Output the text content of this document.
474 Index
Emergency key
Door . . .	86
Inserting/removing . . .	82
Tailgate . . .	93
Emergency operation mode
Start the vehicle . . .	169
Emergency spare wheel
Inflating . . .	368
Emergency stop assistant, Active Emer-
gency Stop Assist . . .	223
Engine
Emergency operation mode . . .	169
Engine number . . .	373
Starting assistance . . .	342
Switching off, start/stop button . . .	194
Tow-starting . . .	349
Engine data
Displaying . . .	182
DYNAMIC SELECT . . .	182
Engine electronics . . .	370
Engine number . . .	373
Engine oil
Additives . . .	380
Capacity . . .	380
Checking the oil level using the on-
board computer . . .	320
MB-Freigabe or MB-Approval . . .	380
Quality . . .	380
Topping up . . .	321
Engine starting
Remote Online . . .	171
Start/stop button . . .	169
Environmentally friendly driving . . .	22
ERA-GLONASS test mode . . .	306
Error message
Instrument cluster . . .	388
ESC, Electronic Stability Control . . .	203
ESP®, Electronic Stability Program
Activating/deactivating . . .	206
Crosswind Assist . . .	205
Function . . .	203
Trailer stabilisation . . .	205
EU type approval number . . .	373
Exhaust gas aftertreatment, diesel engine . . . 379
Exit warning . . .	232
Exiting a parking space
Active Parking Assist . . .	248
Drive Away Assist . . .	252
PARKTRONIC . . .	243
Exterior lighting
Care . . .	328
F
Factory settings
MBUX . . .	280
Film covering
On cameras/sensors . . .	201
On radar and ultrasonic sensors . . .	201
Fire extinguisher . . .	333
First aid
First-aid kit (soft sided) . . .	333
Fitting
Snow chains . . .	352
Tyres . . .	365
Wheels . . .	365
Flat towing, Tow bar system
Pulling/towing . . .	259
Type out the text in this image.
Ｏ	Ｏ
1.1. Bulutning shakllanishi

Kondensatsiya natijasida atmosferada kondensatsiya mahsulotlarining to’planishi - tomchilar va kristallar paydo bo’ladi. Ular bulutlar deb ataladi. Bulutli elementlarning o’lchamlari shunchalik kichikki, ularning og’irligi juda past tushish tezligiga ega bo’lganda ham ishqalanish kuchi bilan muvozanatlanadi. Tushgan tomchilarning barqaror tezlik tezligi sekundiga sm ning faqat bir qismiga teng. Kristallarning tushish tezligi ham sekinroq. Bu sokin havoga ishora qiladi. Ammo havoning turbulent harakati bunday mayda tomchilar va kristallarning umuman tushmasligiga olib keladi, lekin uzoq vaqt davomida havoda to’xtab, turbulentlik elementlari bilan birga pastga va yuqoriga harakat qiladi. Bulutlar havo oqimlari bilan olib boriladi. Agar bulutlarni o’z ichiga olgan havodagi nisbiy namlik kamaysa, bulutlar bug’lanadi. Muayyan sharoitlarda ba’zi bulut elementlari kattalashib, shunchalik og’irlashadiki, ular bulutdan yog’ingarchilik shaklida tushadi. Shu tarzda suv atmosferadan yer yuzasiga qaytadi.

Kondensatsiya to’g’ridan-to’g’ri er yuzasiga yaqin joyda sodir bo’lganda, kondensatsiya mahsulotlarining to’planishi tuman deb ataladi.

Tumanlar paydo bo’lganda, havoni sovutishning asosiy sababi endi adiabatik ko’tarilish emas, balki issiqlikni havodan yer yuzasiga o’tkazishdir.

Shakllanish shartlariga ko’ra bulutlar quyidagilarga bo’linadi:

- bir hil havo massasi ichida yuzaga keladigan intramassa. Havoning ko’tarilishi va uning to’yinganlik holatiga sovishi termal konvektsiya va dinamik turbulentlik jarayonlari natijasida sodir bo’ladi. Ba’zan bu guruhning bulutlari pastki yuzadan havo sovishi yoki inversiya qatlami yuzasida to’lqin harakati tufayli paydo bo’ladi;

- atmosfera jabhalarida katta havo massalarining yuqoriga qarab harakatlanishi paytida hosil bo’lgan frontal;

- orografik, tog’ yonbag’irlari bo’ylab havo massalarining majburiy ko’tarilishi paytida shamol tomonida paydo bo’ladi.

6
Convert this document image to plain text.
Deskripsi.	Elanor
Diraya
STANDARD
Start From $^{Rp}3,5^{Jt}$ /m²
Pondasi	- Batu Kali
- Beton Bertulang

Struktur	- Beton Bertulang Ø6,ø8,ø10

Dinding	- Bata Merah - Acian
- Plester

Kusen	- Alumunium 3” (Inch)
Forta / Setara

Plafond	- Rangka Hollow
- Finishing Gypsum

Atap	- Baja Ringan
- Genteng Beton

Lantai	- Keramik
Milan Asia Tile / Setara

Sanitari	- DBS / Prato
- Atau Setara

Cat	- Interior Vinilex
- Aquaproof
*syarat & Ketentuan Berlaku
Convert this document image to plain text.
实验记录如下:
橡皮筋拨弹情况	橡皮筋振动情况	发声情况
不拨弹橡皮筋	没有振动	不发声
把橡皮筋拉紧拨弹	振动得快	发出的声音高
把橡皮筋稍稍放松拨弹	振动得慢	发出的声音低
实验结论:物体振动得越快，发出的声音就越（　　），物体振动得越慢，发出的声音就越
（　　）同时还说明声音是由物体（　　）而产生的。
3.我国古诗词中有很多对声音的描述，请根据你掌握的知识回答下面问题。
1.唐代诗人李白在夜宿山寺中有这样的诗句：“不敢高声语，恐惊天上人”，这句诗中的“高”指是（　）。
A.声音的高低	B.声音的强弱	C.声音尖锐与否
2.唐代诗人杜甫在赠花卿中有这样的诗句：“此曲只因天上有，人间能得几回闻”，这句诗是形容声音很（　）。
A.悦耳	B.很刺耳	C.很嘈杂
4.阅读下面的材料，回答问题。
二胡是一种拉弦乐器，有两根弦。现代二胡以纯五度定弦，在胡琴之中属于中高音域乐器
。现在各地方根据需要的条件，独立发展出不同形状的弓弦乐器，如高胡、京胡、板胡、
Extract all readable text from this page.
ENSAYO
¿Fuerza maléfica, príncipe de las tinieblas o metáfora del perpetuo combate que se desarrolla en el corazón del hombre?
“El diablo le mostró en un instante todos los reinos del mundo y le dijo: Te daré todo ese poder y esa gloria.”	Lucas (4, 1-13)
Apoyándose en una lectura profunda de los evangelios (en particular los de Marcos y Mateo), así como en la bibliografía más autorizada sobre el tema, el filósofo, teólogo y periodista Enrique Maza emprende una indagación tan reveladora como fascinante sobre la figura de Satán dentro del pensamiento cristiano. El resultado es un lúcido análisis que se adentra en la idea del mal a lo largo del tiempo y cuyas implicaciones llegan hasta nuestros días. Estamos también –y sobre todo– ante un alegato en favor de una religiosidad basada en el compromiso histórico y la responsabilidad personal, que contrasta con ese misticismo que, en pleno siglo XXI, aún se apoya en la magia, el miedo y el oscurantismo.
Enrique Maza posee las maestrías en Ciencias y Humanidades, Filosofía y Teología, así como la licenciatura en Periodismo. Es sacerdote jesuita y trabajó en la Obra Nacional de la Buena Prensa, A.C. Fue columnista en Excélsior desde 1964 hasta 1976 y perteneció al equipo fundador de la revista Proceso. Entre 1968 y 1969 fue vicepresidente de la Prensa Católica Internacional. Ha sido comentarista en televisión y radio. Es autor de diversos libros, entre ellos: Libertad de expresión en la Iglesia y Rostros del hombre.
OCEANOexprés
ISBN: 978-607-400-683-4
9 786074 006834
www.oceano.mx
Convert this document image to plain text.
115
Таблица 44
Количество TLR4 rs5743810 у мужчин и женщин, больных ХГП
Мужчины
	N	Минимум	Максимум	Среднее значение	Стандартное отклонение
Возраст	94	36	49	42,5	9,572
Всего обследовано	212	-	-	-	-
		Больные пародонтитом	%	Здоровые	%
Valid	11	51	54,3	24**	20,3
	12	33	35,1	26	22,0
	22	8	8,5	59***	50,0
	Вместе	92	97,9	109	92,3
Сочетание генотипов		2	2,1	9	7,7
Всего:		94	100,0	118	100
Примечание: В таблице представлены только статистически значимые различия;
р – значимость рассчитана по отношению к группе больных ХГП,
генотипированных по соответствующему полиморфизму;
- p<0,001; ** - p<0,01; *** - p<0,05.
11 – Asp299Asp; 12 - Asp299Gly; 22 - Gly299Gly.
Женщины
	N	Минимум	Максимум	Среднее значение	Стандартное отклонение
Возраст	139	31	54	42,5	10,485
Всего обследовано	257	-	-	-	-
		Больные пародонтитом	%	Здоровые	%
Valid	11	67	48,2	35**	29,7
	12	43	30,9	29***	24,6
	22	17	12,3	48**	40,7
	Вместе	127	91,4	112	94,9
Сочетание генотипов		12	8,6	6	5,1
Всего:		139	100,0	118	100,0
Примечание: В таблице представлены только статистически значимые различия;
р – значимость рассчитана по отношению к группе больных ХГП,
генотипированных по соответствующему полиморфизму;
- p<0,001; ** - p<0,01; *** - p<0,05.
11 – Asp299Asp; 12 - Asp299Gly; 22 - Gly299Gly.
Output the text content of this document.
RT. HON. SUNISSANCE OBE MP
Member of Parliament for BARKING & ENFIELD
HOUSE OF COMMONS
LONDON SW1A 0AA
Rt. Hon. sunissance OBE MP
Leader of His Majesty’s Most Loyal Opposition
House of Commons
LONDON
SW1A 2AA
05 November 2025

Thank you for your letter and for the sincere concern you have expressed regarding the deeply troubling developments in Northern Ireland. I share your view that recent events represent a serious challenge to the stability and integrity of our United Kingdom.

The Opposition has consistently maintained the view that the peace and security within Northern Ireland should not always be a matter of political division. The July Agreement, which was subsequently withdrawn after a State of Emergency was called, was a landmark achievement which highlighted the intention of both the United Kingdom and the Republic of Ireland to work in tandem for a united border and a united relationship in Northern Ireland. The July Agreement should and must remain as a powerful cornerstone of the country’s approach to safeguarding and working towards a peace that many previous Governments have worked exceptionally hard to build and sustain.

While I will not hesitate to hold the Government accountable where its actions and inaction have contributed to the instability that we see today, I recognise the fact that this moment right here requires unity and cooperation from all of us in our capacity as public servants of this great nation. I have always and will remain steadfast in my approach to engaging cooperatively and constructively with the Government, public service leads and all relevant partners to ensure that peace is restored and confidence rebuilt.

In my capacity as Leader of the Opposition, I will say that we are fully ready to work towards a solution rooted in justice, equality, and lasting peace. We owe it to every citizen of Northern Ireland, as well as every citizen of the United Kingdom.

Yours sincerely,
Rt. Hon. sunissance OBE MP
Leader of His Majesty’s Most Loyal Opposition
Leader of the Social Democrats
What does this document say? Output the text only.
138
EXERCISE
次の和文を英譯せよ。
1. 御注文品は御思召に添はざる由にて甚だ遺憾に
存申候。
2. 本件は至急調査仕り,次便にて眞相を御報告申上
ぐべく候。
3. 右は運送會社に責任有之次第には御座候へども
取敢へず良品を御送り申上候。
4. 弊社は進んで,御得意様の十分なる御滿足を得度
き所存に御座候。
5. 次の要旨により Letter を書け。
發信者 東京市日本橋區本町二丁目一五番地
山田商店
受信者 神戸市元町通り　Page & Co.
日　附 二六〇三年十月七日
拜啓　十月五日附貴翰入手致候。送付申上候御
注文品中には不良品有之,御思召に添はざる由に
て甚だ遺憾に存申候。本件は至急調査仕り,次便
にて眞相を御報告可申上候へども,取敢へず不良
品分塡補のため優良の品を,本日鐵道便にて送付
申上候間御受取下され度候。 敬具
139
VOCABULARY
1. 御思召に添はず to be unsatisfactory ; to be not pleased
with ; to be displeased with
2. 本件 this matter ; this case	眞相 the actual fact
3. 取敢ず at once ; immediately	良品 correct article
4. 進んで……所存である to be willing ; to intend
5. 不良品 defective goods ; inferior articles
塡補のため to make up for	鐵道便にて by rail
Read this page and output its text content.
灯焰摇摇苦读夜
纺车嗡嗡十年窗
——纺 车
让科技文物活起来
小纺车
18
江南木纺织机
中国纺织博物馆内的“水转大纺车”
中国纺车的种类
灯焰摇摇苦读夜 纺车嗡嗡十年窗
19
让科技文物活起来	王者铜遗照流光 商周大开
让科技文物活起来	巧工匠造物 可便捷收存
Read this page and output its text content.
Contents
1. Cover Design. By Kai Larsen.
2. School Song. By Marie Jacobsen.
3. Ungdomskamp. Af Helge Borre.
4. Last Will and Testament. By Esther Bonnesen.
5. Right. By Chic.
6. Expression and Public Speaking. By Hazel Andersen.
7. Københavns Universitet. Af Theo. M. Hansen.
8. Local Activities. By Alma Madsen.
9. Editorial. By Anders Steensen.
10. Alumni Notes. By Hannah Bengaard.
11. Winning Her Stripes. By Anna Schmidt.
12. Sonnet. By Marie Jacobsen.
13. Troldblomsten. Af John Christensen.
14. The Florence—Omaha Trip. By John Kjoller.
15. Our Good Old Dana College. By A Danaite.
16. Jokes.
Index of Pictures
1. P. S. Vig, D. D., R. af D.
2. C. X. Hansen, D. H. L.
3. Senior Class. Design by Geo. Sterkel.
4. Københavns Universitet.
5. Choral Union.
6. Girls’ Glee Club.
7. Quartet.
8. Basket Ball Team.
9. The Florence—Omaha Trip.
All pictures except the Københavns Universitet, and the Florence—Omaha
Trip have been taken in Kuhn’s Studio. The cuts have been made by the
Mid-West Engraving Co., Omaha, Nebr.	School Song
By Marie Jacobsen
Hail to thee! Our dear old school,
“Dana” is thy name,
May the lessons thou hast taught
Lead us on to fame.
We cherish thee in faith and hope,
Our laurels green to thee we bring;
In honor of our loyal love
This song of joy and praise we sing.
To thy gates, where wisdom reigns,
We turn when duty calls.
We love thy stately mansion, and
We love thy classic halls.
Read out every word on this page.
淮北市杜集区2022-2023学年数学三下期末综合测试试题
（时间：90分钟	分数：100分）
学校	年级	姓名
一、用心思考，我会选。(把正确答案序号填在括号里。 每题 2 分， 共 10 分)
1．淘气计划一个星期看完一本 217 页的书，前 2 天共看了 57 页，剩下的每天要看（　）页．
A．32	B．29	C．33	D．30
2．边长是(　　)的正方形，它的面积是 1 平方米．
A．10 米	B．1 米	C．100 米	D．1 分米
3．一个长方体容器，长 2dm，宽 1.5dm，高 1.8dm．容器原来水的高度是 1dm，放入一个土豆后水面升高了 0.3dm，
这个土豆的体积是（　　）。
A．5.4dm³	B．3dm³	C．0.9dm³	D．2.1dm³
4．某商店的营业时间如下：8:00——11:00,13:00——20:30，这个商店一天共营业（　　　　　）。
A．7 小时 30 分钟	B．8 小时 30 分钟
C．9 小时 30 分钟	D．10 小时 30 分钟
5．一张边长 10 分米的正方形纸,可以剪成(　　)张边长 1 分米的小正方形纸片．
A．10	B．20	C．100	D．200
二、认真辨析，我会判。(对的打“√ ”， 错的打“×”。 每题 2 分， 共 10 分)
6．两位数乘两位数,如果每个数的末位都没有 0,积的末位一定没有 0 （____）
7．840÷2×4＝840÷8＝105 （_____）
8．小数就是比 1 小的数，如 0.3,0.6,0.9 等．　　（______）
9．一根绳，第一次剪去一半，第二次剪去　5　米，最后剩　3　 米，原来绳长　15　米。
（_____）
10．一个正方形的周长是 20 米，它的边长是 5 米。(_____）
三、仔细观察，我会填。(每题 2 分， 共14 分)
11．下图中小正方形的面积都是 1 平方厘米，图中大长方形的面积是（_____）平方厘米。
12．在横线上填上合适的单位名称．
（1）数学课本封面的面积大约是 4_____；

- **TASK DIRECTIONS**: From the data above, copy each line that has the string "Florence".

- **TASK SOLUTION**:
14. The Florence—Omaha Trip. By John Kjoller.
9. The Florence—Omaha Trip.
All pictures except the Københavns Universitet, and the Florence—Omaha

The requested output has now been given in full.